**TASK OBJECTIVE**
Pick out all lines with the word "pasażerów" from the records that follow.

**SUPPLIED DATA**
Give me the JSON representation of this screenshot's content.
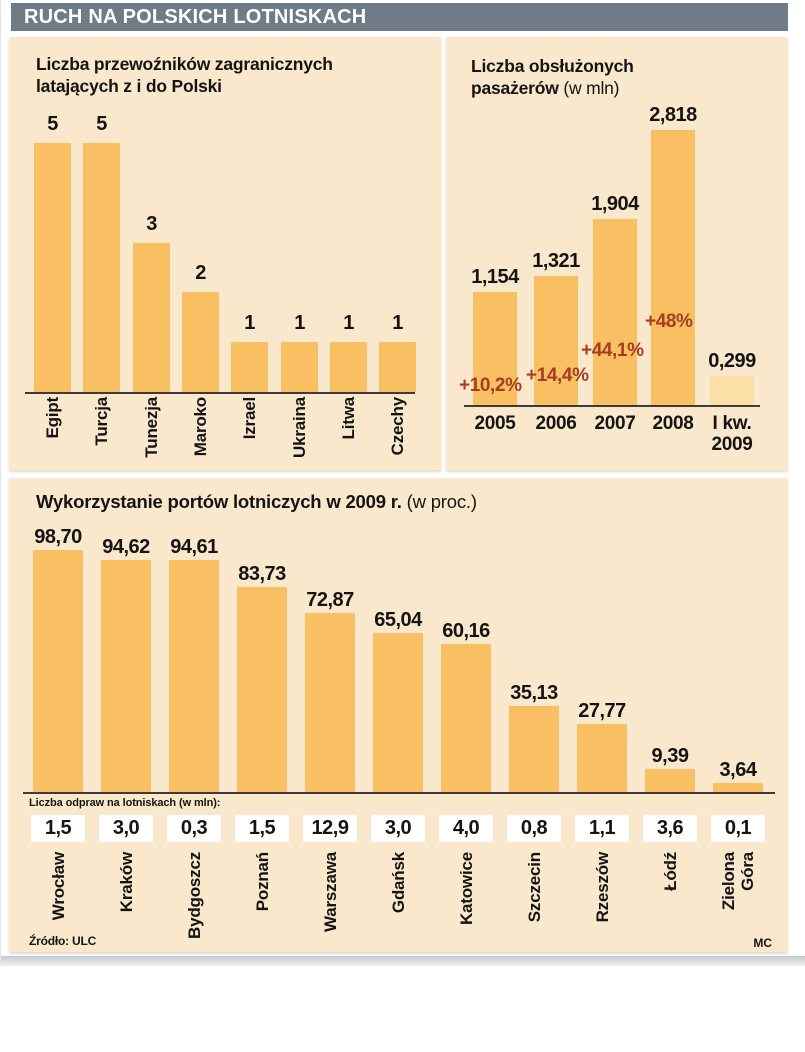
{
  "header": {
    "title": "RUCH NA POLSKICH LOTNISKACH"
  },
  "colors": {
    "header_bg": "#6F7B86",
    "panel_bg": "#FAE8CD",
    "bar": "#F8C063",
    "bar_light": "#FBDFA6",
    "growth_text": "#A93B1E",
    "axis": "#3C3C3C",
    "text": "#141414"
  },
  "chart_data": [
    {
      "id": "foreign-carriers",
      "type": "bar",
      "title": "Liczba przewoźników zagranicznych latających z i do Polski",
      "title_lines": [
        "Liczba przewoźników zagranicznych",
        "latających z i do Polski"
      ],
      "categories": [
        "Egipt",
        "Turcja",
        "Tunezja",
        "Maroko",
        "Izrael",
        "Ukraina",
        "Litwa",
        "Czechy"
      ],
      "values": [
        5,
        5,
        3,
        2,
        1,
        1,
        1,
        1
      ],
      "value_labels": [
        "5",
        "5",
        "3",
        "2",
        "1",
        "1",
        "1",
        "1"
      ],
      "ylim": [
        0,
        5
      ],
      "grid": false,
      "legend": false
    },
    {
      "id": "passengers-served",
      "type": "bar",
      "title": "Liczba obsłużonych pasażerów (w mln)",
      "title_lines": [
        "Liczba obsłużonych",
        "pasażerów"
      ],
      "title_suffix": "(w mln)",
      "categories": [
        "2005",
        "2006",
        "2007",
        "2008",
        "I kw.\n2009"
      ],
      "values": [
        1.154,
        1.321,
        1.904,
        2.818,
        0.299
      ],
      "value_labels": [
        "1,154",
        "1,321",
        "1,904",
        "2,818",
        "0,299"
      ],
      "growth_labels": [
        "+10,2%",
        "+14,4%",
        "+44,1%",
        "+48%"
      ],
      "light_bars": [
        4
      ],
      "ylim": [
        0,
        2.9
      ],
      "grid": false,
      "legend": false
    },
    {
      "id": "airport-utilization",
      "type": "bar",
      "title": "Wykorzystanie portów lotniczych w 2009 r. (w proc.)",
      "title_bold": "Wykorzystanie portów lotniczych w 2009 r.",
      "title_suffix": "(w proc.)",
      "categories": [
        "Wrocław",
        "Kraków",
        "Bydgoszcz",
        "Poznań",
        "Warszawa",
        "Gdańsk",
        "Katowice",
        "Szczecin",
        "Rzeszów",
        "Łódź",
        "Zielona\nGóra"
      ],
      "values": [
        98.7,
        94.62,
        94.61,
        83.73,
        72.87,
        65.04,
        60.16,
        35.13,
        27.77,
        9.39,
        3.64
      ],
      "value_labels": [
        "98,70",
        "94,62",
        "94,61",
        "83,73",
        "72,87",
        "65,04",
        "60,16",
        "35,13",
        "27,77",
        "9,39",
        "3,64"
      ],
      "checkin_label": "Liczba  odpraw na lotniskach (w mln):",
      "checkin_values": [
        "1,5",
        "3,0",
        "0,3",
        "1,5",
        "12,9",
        "3,0",
        "4,0",
        "0,8",
        "1,1",
        "3,6",
        "0,1"
      ],
      "ylim": [
        0,
        100
      ],
      "grid": false,
      "legend": false
    }
  ],
  "footer": {
    "source": "Źródło: ULC",
    "credit": "MC"
  }
}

**THE SOLUTION**
      "title": "Liczba obsłużonych pasażerów (w mln)",
        "pasażerów"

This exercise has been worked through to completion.